§ **GOAL**:
Write out all of the data exactly as it appears.

§ **Dataset entries**:
◆ ◆ ◆

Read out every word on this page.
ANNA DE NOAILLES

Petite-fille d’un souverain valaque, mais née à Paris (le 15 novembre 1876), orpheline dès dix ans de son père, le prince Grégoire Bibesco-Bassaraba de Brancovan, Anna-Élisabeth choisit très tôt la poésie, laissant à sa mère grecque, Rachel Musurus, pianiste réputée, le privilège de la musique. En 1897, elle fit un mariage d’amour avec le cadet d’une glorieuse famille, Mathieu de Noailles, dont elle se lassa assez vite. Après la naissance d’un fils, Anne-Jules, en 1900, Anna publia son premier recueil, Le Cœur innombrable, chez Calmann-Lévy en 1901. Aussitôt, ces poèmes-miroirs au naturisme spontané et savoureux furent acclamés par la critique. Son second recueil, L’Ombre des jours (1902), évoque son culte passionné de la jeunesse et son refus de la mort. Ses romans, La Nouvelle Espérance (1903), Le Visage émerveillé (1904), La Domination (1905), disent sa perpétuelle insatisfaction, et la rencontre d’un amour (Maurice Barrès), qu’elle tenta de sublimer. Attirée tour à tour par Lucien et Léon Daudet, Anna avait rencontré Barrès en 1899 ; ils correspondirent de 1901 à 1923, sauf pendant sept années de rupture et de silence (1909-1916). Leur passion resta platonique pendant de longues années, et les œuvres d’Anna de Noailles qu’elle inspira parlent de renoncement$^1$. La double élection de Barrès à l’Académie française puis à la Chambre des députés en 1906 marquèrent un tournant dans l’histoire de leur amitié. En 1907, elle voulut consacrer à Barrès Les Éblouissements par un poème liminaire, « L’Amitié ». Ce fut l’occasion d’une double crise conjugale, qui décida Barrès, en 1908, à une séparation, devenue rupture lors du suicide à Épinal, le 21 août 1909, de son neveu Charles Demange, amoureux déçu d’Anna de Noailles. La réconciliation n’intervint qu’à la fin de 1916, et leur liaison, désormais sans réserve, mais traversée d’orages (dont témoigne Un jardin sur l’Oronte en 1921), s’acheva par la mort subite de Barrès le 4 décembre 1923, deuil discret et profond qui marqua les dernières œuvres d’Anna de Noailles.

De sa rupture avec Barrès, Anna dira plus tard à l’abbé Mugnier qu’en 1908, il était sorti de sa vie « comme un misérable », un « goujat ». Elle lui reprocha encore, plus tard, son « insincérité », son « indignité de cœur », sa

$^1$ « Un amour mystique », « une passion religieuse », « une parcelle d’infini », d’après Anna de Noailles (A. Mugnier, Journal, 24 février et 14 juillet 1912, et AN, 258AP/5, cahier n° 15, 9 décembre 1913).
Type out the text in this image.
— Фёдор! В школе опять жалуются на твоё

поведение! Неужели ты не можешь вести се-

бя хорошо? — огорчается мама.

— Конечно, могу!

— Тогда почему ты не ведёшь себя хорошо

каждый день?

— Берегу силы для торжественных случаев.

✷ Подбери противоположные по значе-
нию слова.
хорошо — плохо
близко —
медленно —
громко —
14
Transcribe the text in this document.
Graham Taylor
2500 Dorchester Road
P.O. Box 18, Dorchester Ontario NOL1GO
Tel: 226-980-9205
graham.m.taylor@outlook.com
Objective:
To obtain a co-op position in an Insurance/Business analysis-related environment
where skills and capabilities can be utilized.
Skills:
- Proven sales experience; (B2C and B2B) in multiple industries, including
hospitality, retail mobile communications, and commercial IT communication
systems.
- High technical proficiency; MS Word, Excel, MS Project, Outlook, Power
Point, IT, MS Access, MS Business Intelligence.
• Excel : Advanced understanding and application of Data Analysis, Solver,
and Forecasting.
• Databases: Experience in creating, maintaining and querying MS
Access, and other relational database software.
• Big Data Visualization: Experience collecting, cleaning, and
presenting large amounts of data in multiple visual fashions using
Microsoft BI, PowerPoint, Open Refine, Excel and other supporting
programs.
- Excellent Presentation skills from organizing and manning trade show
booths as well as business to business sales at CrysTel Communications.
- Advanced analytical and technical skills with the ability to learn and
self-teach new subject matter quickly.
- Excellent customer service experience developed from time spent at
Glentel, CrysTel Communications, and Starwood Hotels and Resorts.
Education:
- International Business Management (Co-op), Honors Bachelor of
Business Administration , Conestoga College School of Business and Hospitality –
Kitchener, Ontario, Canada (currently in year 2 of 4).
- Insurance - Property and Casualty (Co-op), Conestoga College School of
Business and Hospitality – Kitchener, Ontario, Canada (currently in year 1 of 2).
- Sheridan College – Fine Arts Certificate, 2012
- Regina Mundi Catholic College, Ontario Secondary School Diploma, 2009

◆ ◆ ◆

§ **FULL SOLUTION**:
Read out every word on this page.
ANNA DE NOAILLES

Petite-fille d’un souverain valaque, mais née à Paris (le 15 novembre 1876), orpheline dès dix ans de son père, le prince Grégoire Bibesco-Bassaraba de Brancovan, Anna-Élisabeth choisit très tôt la poésie, laissant à sa mère grecque, Rachel Musurus, pianiste réputée, le privilège de la musique. En 1897, elle fit un mariage d’amour avec le cadet d’une glorieuse famille, Mathieu de Noailles, dont elle se lassa assez vite. Après la naissance d’un fils, Anne-Jules, en 1900, Anna publia son premier recueil, Le Cœur innombrable, chez Calmann-Lévy en 1901. Aussitôt, ces poèmes-miroirs au naturisme spontané et savoureux furent acclamés par la critique. Son second recueil, L’Ombre des jours (1902), évoque son culte passionné de la jeunesse et son refus de la mort. Ses romans, La Nouvelle Espérance (1903), Le Visage émerveillé (1904), La Domination (1905), disent sa perpétuelle insatisfaction, et la rencontre d’un amour (Maurice Barrès), qu’elle tenta de sublimer. Attirée tour à tour par Lucien et Léon Daudet, Anna avait rencontré Barrès en 1899 ; ils correspondirent de 1901 à 1923, sauf pendant sept années de rupture et de silence (1909-1916). Leur passion resta platonique pendant de longues années, et les œuvres d’Anna de Noailles qu’elle inspira parlent de renoncement$^1$. La double élection de Barrès à l’Académie française puis à la Chambre des députés en 1906 marquèrent un tournant dans l’histoire de leur amitié. En 1907, elle voulut consacrer à Barrès Les Éblouissements par un poème liminaire, « L’Amitié ». Ce fut l’occasion d’une double crise conjugale, qui décida Barrès, en 1908, à une séparation, devenue rupture lors du suicide à Épinal, le 21 août 1909, de son neveu Charles Demange, amoureux déçu d’Anna de Noailles. La réconciliation n’intervint qu’à la fin de 1916, et leur liaison, désormais sans réserve, mais traversée d’orages (dont témoigne Un jardin sur l’Oronte en 1921), s’acheva par la mort subite de Barrès le 4 décembre 1923, deuil discret et profond qui marqua les dernières œuvres d’Anna de Noailles.

De sa rupture avec Barrès, Anna dira plus tard à l’abbé Mugnier qu’en 1908, il était sorti de sa vie « comme un misérable », un « goujat ». Elle lui reprocha encore, plus tard, son « insincérité », son « indignité de cœur », sa

$^1$ « Un amour mystique », « une passion religieuse », « une parcelle d’infini », d’après Anna de Noailles (A. Mugnier, Journal, 24 février et 14 juillet 1912, et AN, 258AP/5, cahier n° 15, 9 décembre 1913).
Type out the text in this image.
— Фёдор! В школе опять жалуются на твоё

поведение! Неужели ты не можешь вести се-

бя хорошо? — огорчается мама.

— Конечно, могу!

— Тогда почему ты не ведёшь себя хорошо

каждый день?

— Берегу силы для торжественных случаев.

✷ Подбери противоположные по значе-
нию слова.
хорошо — плохо
близко —
медленно —
громко —
14
Transcribe the text in this document.
Graham Taylor
2500 Dorchester Road
P.O. Box 18, Dorchester Ontario NOL1GO
Tel: 226-980-9205
graham.m.taylor@outlook.com
Objective:
To obtain a co-op position in an Insurance/Business analysis-related environment
where skills and capabilities can be utilized.
Skills:
- Proven sales experience; (B2C and B2B) in multiple industries, including
hospitality, retail mobile communications, and commercial IT communication
systems.
- High technical proficiency; MS Word, Excel, MS Project, Outlook, Power
Point, IT, MS Access, MS Business Intelligence.
• Excel : Advanced understanding and application of Data Analysis, Solver,
and Forecasting.
• Databases: Experience in creating, maintaining and querying MS
Access, and other relational database software.
• Big Data Visualization: Experience collecting, cleaning, and
presenting large amounts of data in multiple visual fashions using
Microsoft BI, PowerPoint, Open Refine, Excel and other supporting
programs.
- Excellent Presentation skills from organizing and manning trade show
booths as well as business to business sales at CrysTel Communications.
- Advanced analytical and technical skills with the ability to learn and
self-teach new subject matter quickly.
- Excellent customer service experience developed from time spent at
Glentel, CrysTel Communications, and Starwood Hotels and Resorts.
Education:
- International Business Management (Co-op), Honors Bachelor of
Business Administration , Conestoga College School of Business and Hospitality –
Kitchener, Ontario, Canada (currently in year 2 of 4).
- Insurance - Property and Casualty (Co-op), Conestoga College School of
Business and Hospitality – Kitchener, Ontario, Canada (currently in year 1 of 2).
- Sheridan College – Fine Arts Certificate, 2012
- Regina Mundi Catholic College, Ontario Secondary School Diploma, 2009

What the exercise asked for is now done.